What is being asked>
Go through the material below and copy all lines with "type".
# # # # # # #
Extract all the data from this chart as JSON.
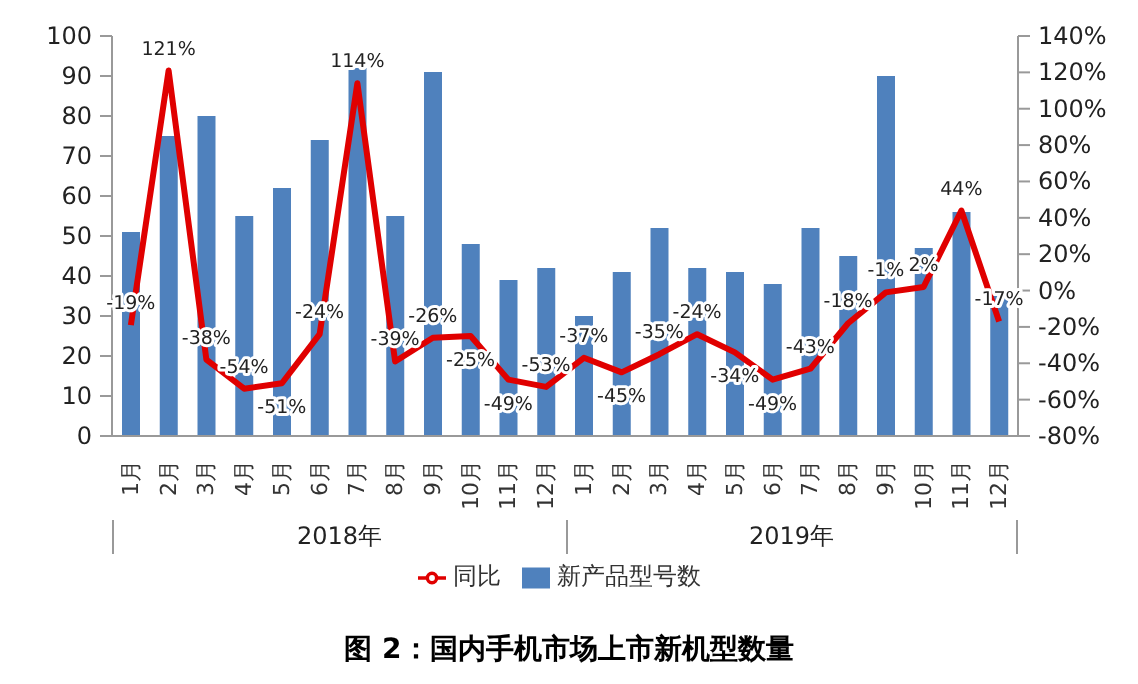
{
  "chart_data": {
    "type": "bar",
    "title": "图 2：国内手机市场上市新机型数量",
    "categories": [
      "1月",
      "2月",
      "3月",
      "4月",
      "5月",
      "6月",
      "7月",
      "8月",
      "9月",
      "10月",
      "11月",
      "12月",
      "1月",
      "2月",
      "3月",
      "4月",
      "5月",
      "6月",
      "7月",
      "8月",
      "9月",
      "10月",
      "11月",
      "12月"
    ],
    "annotations": [
      "2018年",
      "2019年"
    ],
    "series": [
      {
        "name": "新产品型号数",
        "type": "bar",
        "color": "#4f81bd",
        "values": [
          51,
          75,
          80,
          55,
          62,
          74,
          92,
          55,
          91,
          48,
          39,
          42,
          30,
          41,
          52,
          42,
          41,
          38,
          52,
          45,
          90,
          47,
          56,
          35
        ]
      },
      {
        "name": "同比",
        "type": "line",
        "axis": "y2",
        "color": "#e00000",
        "values": [
          -19,
          121,
          -38,
          -54,
          -51,
          -24,
          114,
          -39,
          -26,
          -25,
          -49,
          -53,
          -37,
          -45,
          -35,
          -24,
          -34,
          -49,
          -43,
          -18,
          -1,
          2,
          44,
          -17
        ],
        "value_labels": [
          "-19%",
          "121%",
          "-38%",
          "-54%",
          "-51%",
          "-24%",
          "114%",
          "-39%",
          "-26%",
          "-25%",
          "-49%",
          "-53%",
          "-37%",
          "-45%",
          "-35%",
          "-24%",
          "-34%",
          "-49%",
          "-43%",
          "-18%",
          "-1%",
          "2%",
          "44%",
          "-17%"
        ]
      }
    ],
    "ylim": [
      0,
      100
    ],
    "yticks": [
      0,
      10,
      20,
      30,
      40,
      50,
      60,
      70,
      80,
      90,
      100
    ],
    "y2lim": [
      -80,
      140
    ],
    "y2ticks": [
      {
        "value": -80,
        "label": "-80%"
      },
      {
        "value": -60,
        "label": "-60%"
      },
      {
        "value": -40,
        "label": "-40%"
      },
      {
        "value": -20,
        "label": "-20%"
      },
      {
        "value": 0,
        "label": "0%"
      },
      {
        "value": 20,
        "label": "20%"
      },
      {
        "value": 40,
        "label": "40%"
      },
      {
        "value": 60,
        "label": "60%"
      },
      {
        "value": 80,
        "label": "80%"
      },
      {
        "value": 100,
        "label": "100%"
      },
      {
        "value": 120,
        "label": "120%"
      },
      {
        "value": 140,
        "label": "140%"
      }
    ],
    "grid": false,
    "legend": "bottom",
    "marker": "none",
    "line_style": "solid"
  }
}
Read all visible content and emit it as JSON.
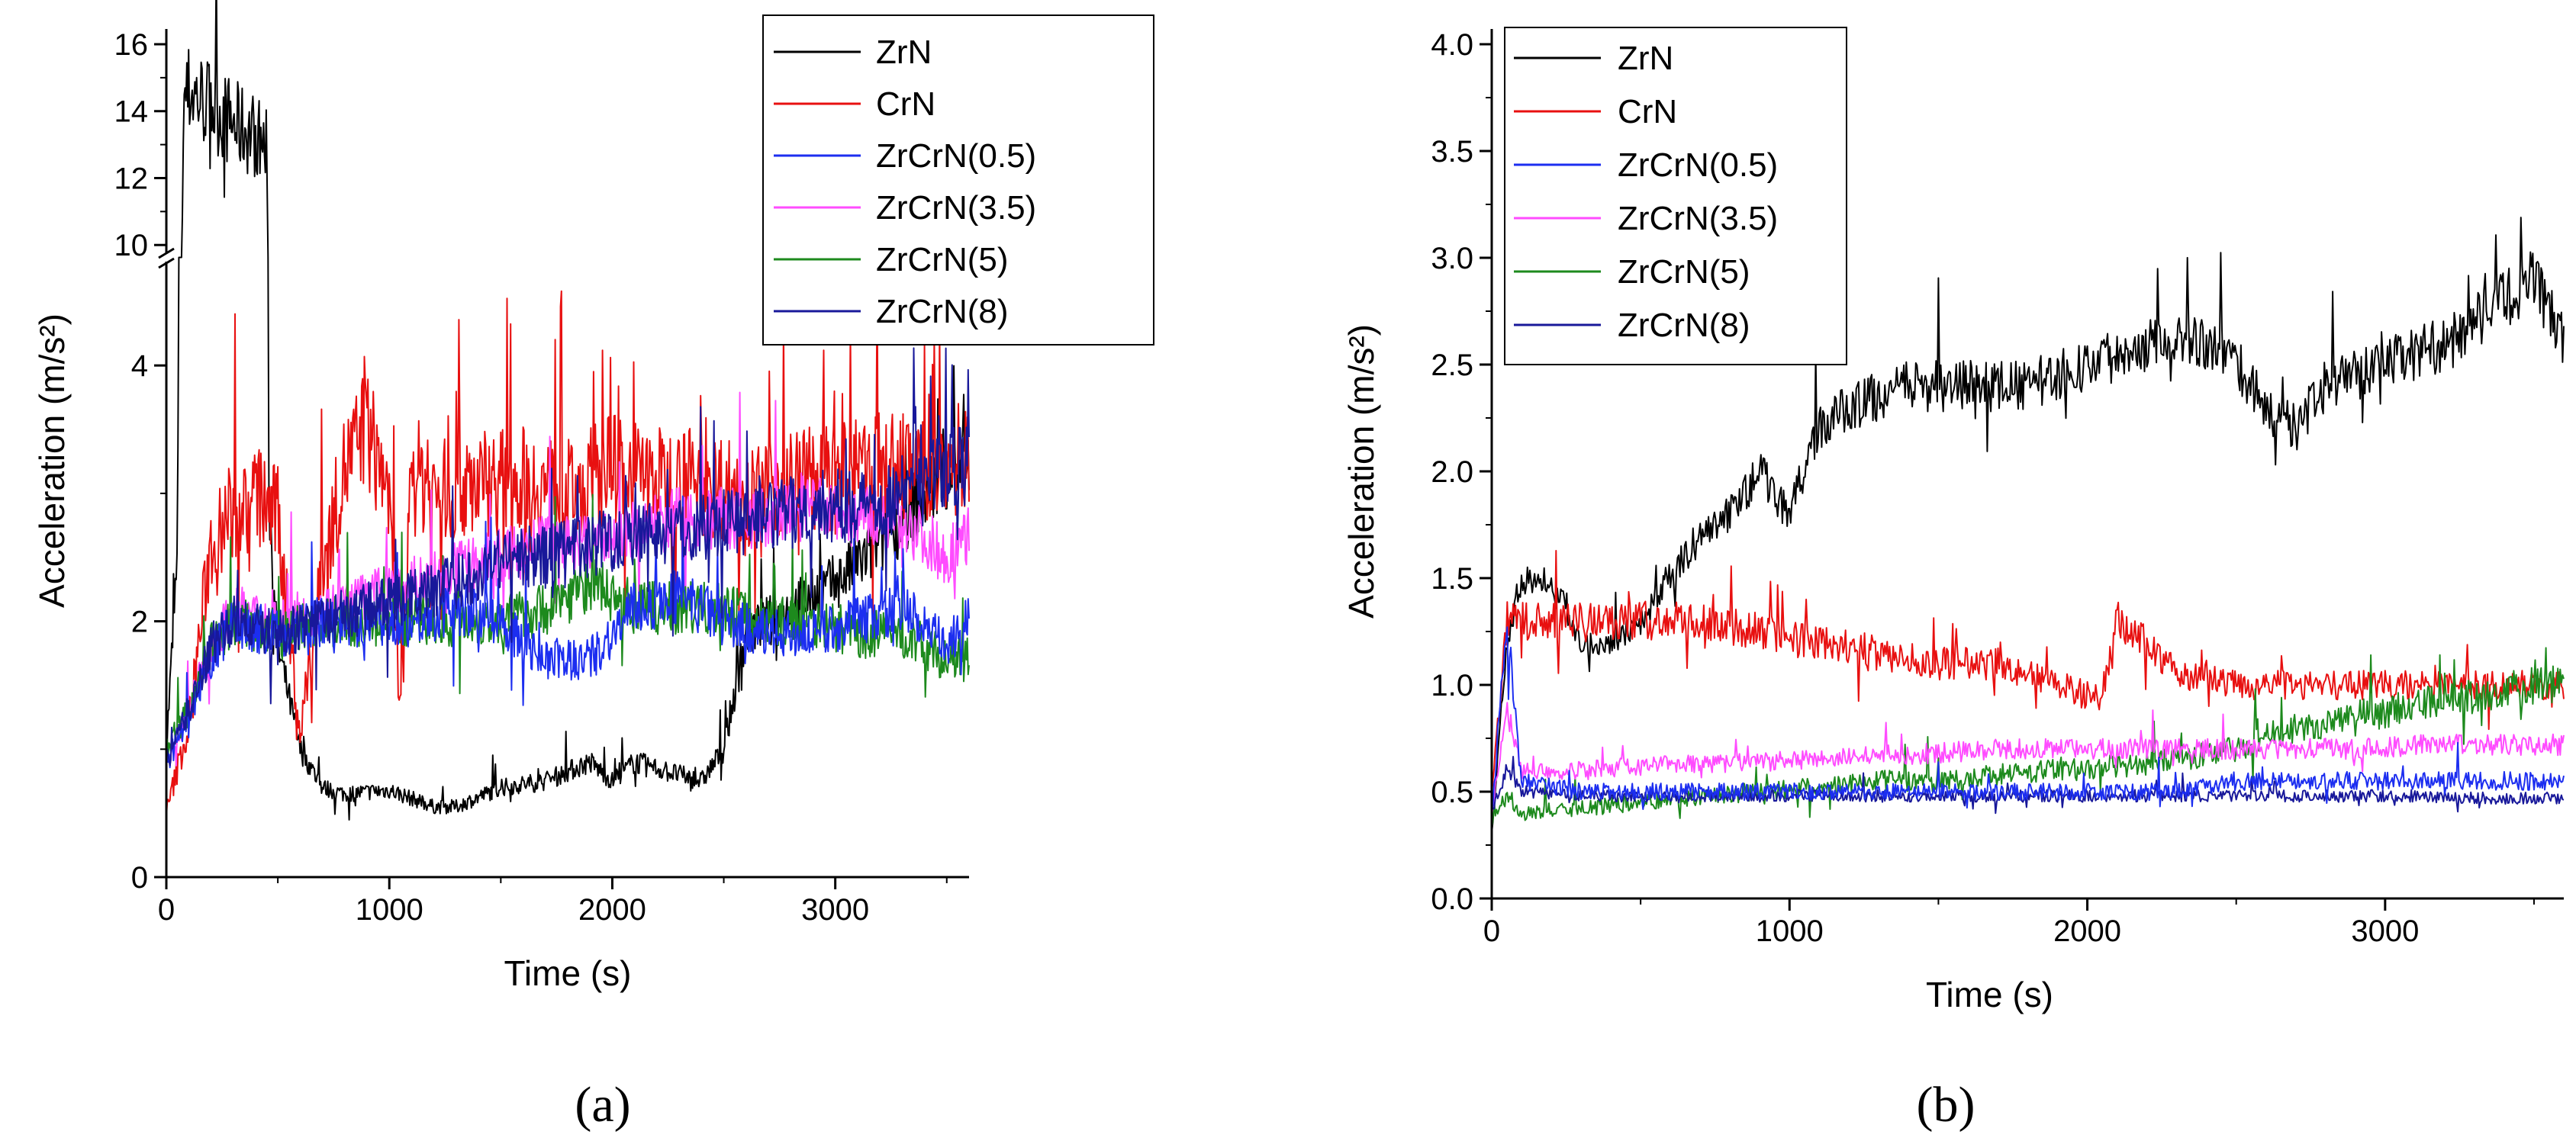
{
  "chart_data": [
    {
      "type": "line",
      "panel_label": "(a)",
      "xlabel": "Time (s)",
      "ylabel": "Acceleration (m/s²)",
      "xlim": [
        0,
        3600
      ],
      "ylim": [
        0,
        16
      ],
      "axis_break": [
        4.8,
        9.8
      ],
      "yticks": [
        0,
        2,
        4,
        10,
        12,
        14,
        16
      ],
      "ytick_labels": [
        "0",
        "2",
        "4",
        "10",
        "12",
        "14",
        "16"
      ],
      "xticks": [
        0,
        1000,
        2000,
        3000
      ],
      "xtick_labels": [
        "0",
        "1000",
        "2000",
        "3000"
      ],
      "legend_position": "top-right",
      "series": [
        {
          "name": "ZrN",
          "color": "#000000",
          "x": [
            0,
            50,
            80,
            100,
            200,
            300,
            400,
            450,
            460,
            500,
            600,
            700,
            800,
            1000,
            1200,
            1300,
            1500,
            1700,
            1900,
            2000,
            2100,
            2200,
            2300,
            2400,
            2500,
            2600,
            2800,
            3000,
            3200,
            3400,
            3600
          ],
          "y": [
            1.0,
            2.5,
            14.5,
            14.6,
            14.2,
            13.6,
            13.3,
            12.8,
            3.0,
            1.8,
            1.0,
            0.7,
            0.65,
            0.68,
            0.55,
            0.55,
            0.7,
            0.75,
            0.9,
            0.75,
            0.9,
            0.85,
            0.8,
            0.75,
            1.0,
            1.9,
            2.1,
            2.3,
            2.6,
            3.0,
            3.3
          ]
        },
        {
          "name": "CrN",
          "color": "#e81010",
          "x": [
            0,
            100,
            200,
            300,
            400,
            500,
            600,
            700,
            800,
            900,
            1000,
            1050,
            1100,
            1200,
            1400,
            1600,
            1800,
            2000,
            2200,
            2400,
            2600,
            2800,
            3000,
            3200,
            3400,
            3600
          ],
          "y": [
            0.5,
            1.2,
            2.6,
            2.8,
            3.0,
            2.8,
            1.1,
            2.4,
            3.2,
            3.5,
            3.0,
            1.2,
            3.2,
            3.0,
            3.1,
            3.1,
            3.0,
            3.2,
            3.1,
            3.1,
            3.0,
            3.1,
            3.1,
            3.2,
            3.2,
            3.3
          ]
        },
        {
          "name": "ZrCrN(0.5)",
          "color": "#1c2ef0",
          "x": [
            0,
            100,
            200,
            300,
            500,
            700,
            900,
            1100,
            1300,
            1500,
            1700,
            1900,
            2100,
            2300,
            2500,
            2700,
            2900,
            3100,
            3300,
            3500,
            3600
          ],
          "y": [
            0.9,
            1.2,
            1.7,
            2.0,
            1.9,
            2.0,
            2.0,
            2.0,
            2.1,
            2.0,
            1.7,
            1.7,
            2.1,
            2.2,
            2.0,
            1.9,
            1.9,
            2.0,
            2.1,
            1.8,
            2.0
          ]
        },
        {
          "name": "ZrCrN(3.5)",
          "color": "#ff4cff",
          "x": [
            0,
            100,
            200,
            300,
            500,
            700,
            900,
            1100,
            1300,
            1500,
            1700,
            1900,
            2100,
            2300,
            2500,
            2700,
            2900,
            3100,
            3300,
            3500,
            3600
          ],
          "y": [
            0.9,
            1.3,
            1.8,
            2.1,
            2.0,
            2.1,
            2.2,
            2.3,
            2.4,
            2.5,
            2.6,
            2.6,
            2.7,
            2.8,
            2.8,
            2.8,
            2.9,
            2.8,
            2.8,
            2.5,
            2.7
          ]
        },
        {
          "name": "ZrCrN(5)",
          "color": "#1d8a1d",
          "x": [
            0,
            100,
            200,
            300,
            500,
            700,
            900,
            1100,
            1300,
            1500,
            1700,
            1900,
            2100,
            2300,
            2500,
            2700,
            2900,
            3100,
            3300,
            3500,
            3600
          ],
          "y": [
            1.0,
            1.3,
            1.8,
            2.0,
            1.9,
            2.0,
            2.0,
            2.0,
            2.0,
            2.0,
            2.1,
            2.3,
            2.1,
            2.1,
            2.1,
            2.0,
            2.0,
            1.9,
            1.9,
            1.7,
            1.7
          ]
        },
        {
          "name": "ZrCrN(8)",
          "color": "#18189a",
          "x": [
            0,
            100,
            200,
            300,
            500,
            700,
            900,
            1100,
            1300,
            1500,
            1700,
            1900,
            2100,
            2300,
            2500,
            2700,
            2900,
            3100,
            3300,
            3500,
            3600
          ],
          "y": [
            0.9,
            1.3,
            1.8,
            2.0,
            1.9,
            2.0,
            2.1,
            2.2,
            2.3,
            2.5,
            2.5,
            2.6,
            2.7,
            2.7,
            2.8,
            2.8,
            2.9,
            2.9,
            3.0,
            3.2,
            3.2
          ]
        }
      ]
    },
    {
      "type": "line",
      "panel_label": "(b)",
      "xlabel": "Time (s)",
      "ylabel": "Acceleration (m/s²)",
      "xlim": [
        0,
        3600
      ],
      "ylim": [
        0,
        4.0
      ],
      "yticks": [
        0,
        0.5,
        1.0,
        1.5,
        2.0,
        2.5,
        3.0,
        3.5,
        4.0
      ],
      "ytick_labels": [
        "0.0",
        "0.5",
        "1.0",
        "1.5",
        "2.0",
        "2.5",
        "3.0",
        "3.5",
        "4.0"
      ],
      "xticks": [
        0,
        1000,
        2000,
        3000
      ],
      "xtick_labels": [
        "0",
        "1000",
        "2000",
        "3000"
      ],
      "legend_position": "top-left",
      "series": [
        {
          "name": "ZrN",
          "color": "#000000",
          "x": [
            0,
            50,
            100,
            200,
            300,
            400,
            500,
            600,
            700,
            800,
            900,
            1000,
            1100,
            1200,
            1300,
            1400,
            1600,
            1800,
            2000,
            2200,
            2300,
            2400,
            2500,
            2600,
            2700,
            2800,
            3000,
            3200,
            3400,
            3500,
            3600
          ],
          "y": [
            0.3,
            1.2,
            1.5,
            1.5,
            1.2,
            1.2,
            1.3,
            1.5,
            1.7,
            1.8,
            2.0,
            1.8,
            2.2,
            2.3,
            2.35,
            2.4,
            2.4,
            2.4,
            2.5,
            2.6,
            2.65,
            2.6,
            2.5,
            2.3,
            2.2,
            2.4,
            2.5,
            2.6,
            2.8,
            2.9,
            2.6
          ]
        },
        {
          "name": "CrN",
          "color": "#e81010",
          "x": [
            0,
            50,
            100,
            300,
            500,
            700,
            900,
            1100,
            1300,
            1500,
            1700,
            1900,
            2000,
            2050,
            2100,
            2200,
            2300,
            2500,
            2700,
            2900,
            3100,
            3300,
            3500,
            3600
          ],
          "y": [
            0.5,
            1.3,
            1.3,
            1.3,
            1.3,
            1.3,
            1.25,
            1.2,
            1.15,
            1.1,
            1.1,
            1.0,
            0.95,
            0.95,
            1.3,
            1.2,
            1.05,
            1.0,
            1.0,
            1.0,
            1.0,
            1.0,
            1.0,
            1.0
          ]
        },
        {
          "name": "ZrCrN(0.5)",
          "color": "#1c2ef0",
          "x": [
            0,
            50,
            100,
            300,
            500,
            700,
            900,
            1100,
            1300,
            1500,
            1700,
            1900,
            2100,
            2300,
            2500,
            2700,
            2900,
            3100,
            3300,
            3500,
            3600
          ],
          "y": [
            0.4,
            1.3,
            0.55,
            0.5,
            0.5,
            0.5,
            0.5,
            0.5,
            0.5,
            0.5,
            0.5,
            0.5,
            0.5,
            0.5,
            0.55,
            0.55,
            0.55,
            0.55,
            0.55,
            0.55,
            0.55
          ]
        },
        {
          "name": "ZrCrN(3.5)",
          "color": "#ff4cff",
          "x": [
            0,
            50,
            100,
            300,
            500,
            700,
            900,
            1100,
            1300,
            1500,
            1700,
            1900,
            2100,
            2300,
            2500,
            2700,
            2900,
            3100,
            3300,
            3500,
            3600
          ],
          "y": [
            0.4,
            0.9,
            0.6,
            0.6,
            0.62,
            0.63,
            0.64,
            0.65,
            0.67,
            0.68,
            0.7,
            0.7,
            0.7,
            0.7,
            0.7,
            0.7,
            0.7,
            0.72,
            0.72,
            0.72,
            0.72
          ]
        },
        {
          "name": "ZrCrN(5)",
          "color": "#1d8a1d",
          "x": [
            0,
            50,
            100,
            300,
            500,
            700,
            900,
            1100,
            1300,
            1500,
            1700,
            1900,
            2100,
            2300,
            2500,
            2700,
            2900,
            3100,
            3300,
            3500,
            3600
          ],
          "y": [
            0.35,
            0.5,
            0.4,
            0.42,
            0.45,
            0.48,
            0.5,
            0.52,
            0.55,
            0.55,
            0.58,
            0.6,
            0.62,
            0.65,
            0.7,
            0.8,
            0.85,
            0.9,
            0.95,
            1.0,
            1.0
          ]
        },
        {
          "name": "ZrCrN(8)",
          "color": "#18189a",
          "x": [
            0,
            50,
            100,
            300,
            500,
            700,
            900,
            1100,
            1300,
            1500,
            1700,
            1900,
            2100,
            2300,
            2500,
            2700,
            2900,
            3100,
            3300,
            3500,
            3600
          ],
          "y": [
            0.4,
            0.6,
            0.5,
            0.48,
            0.48,
            0.48,
            0.48,
            0.48,
            0.48,
            0.48,
            0.48,
            0.48,
            0.48,
            0.48,
            0.48,
            0.48,
            0.48,
            0.48,
            0.47,
            0.47,
            0.47
          ]
        }
      ]
    }
  ]
}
# # # # # # #
In response>
    "type": "bar",
        "type": "bar",
        "type": "line",
      "type": "line",
      "type": "line",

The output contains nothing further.